Written request >>
Return the lines below that carry the word "drink".

[Stored data entries]

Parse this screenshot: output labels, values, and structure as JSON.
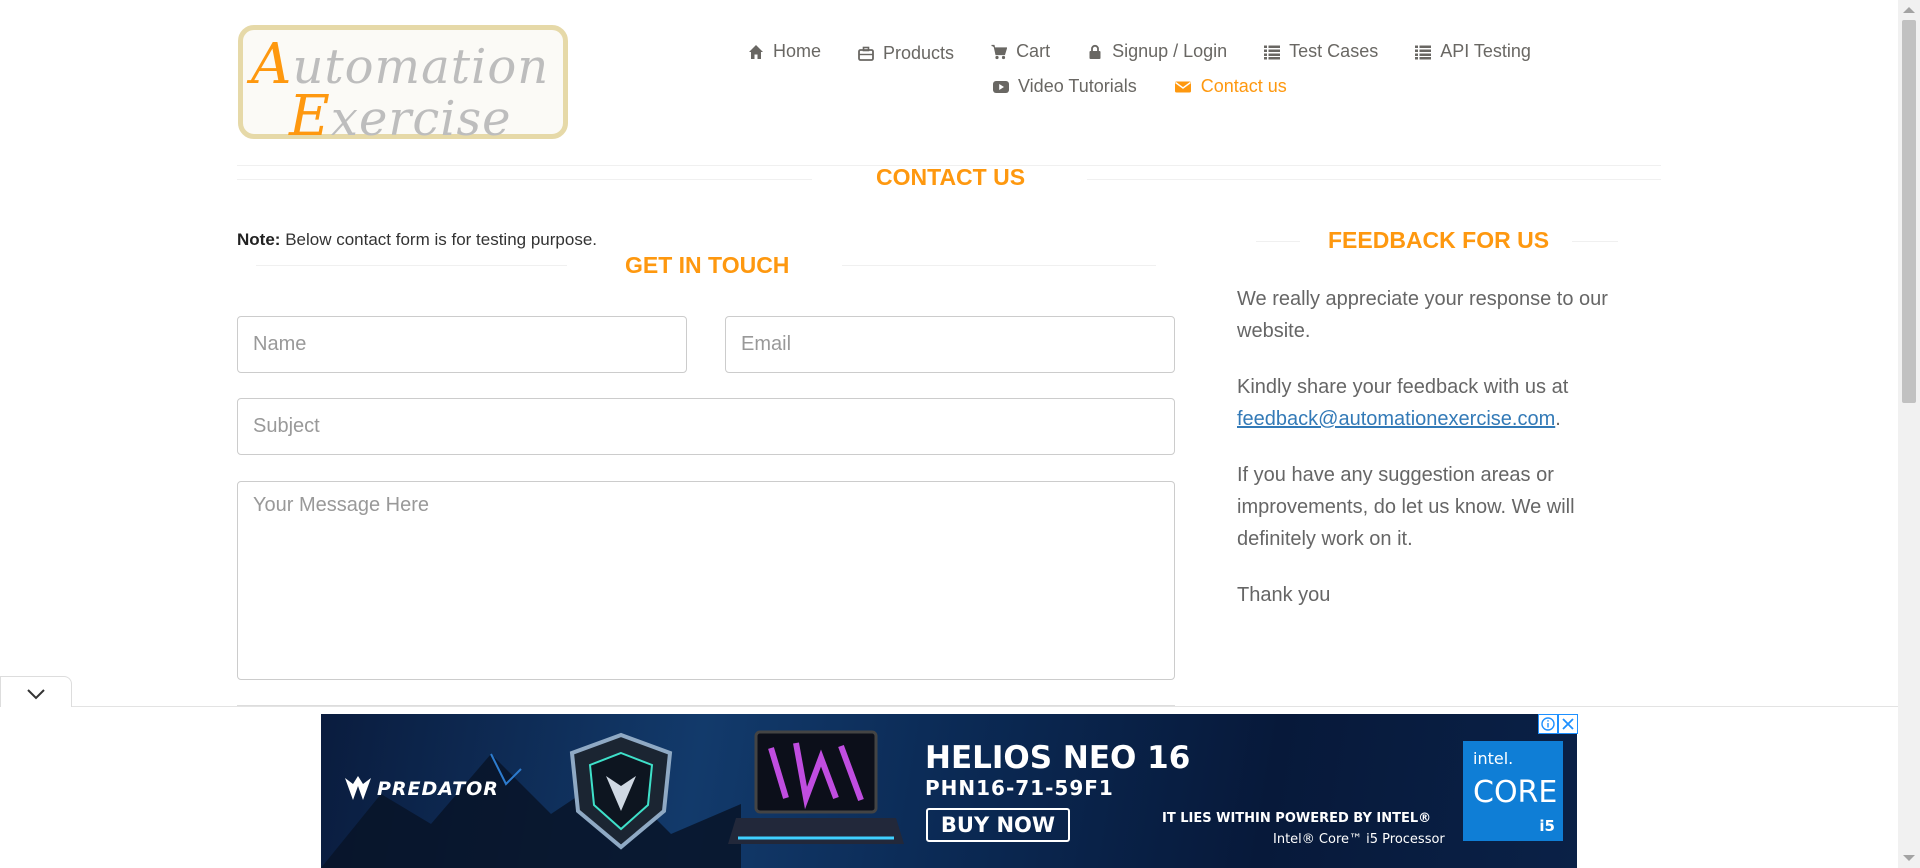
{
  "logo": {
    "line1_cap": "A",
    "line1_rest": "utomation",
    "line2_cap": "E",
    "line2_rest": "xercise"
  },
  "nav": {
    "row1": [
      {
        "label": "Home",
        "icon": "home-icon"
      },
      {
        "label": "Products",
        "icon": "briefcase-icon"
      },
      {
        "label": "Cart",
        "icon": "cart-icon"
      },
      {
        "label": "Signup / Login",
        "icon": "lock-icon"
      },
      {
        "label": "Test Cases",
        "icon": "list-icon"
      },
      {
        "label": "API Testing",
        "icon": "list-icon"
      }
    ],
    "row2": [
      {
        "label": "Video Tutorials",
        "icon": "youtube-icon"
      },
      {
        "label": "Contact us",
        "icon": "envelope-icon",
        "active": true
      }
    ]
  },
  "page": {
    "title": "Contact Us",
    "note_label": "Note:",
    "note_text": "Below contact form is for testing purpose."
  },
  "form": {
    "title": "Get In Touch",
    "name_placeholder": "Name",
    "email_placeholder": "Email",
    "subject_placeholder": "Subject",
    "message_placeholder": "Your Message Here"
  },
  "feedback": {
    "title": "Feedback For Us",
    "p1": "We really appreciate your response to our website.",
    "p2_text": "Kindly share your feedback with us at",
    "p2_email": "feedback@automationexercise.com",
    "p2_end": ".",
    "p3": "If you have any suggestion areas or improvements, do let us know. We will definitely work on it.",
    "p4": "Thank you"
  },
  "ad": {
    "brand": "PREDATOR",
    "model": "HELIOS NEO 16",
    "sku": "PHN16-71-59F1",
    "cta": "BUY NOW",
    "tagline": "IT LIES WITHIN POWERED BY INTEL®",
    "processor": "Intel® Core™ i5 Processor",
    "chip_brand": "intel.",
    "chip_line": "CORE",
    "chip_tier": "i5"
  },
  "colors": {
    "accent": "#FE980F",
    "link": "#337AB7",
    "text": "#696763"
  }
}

---

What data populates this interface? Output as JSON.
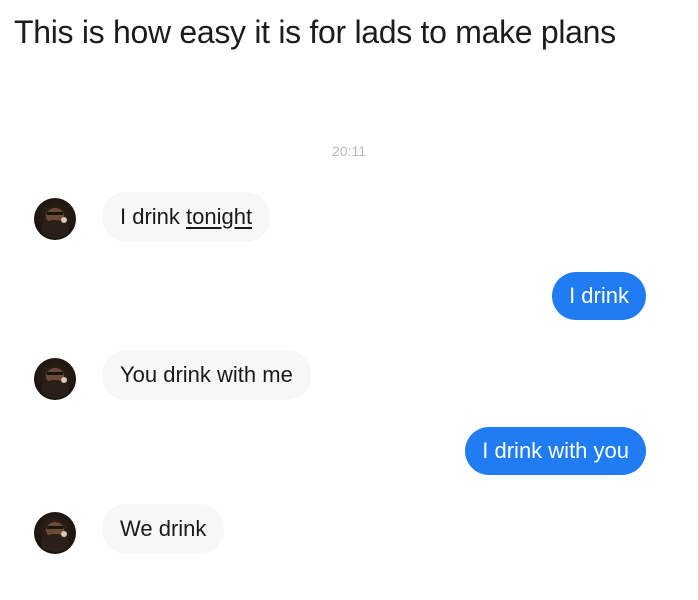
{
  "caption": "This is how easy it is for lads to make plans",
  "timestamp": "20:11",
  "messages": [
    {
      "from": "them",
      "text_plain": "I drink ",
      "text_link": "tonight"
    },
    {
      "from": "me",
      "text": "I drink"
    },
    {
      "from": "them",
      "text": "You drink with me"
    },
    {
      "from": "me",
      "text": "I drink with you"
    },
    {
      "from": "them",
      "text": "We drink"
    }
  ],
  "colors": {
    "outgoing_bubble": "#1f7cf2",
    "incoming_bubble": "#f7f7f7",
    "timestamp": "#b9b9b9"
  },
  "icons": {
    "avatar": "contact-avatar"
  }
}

Expected output >>
      "text_plain": "I drink ",
      "text": "I drink"
      "text": "You drink with me"
      "text": "I drink with you"
      "text": "We drink"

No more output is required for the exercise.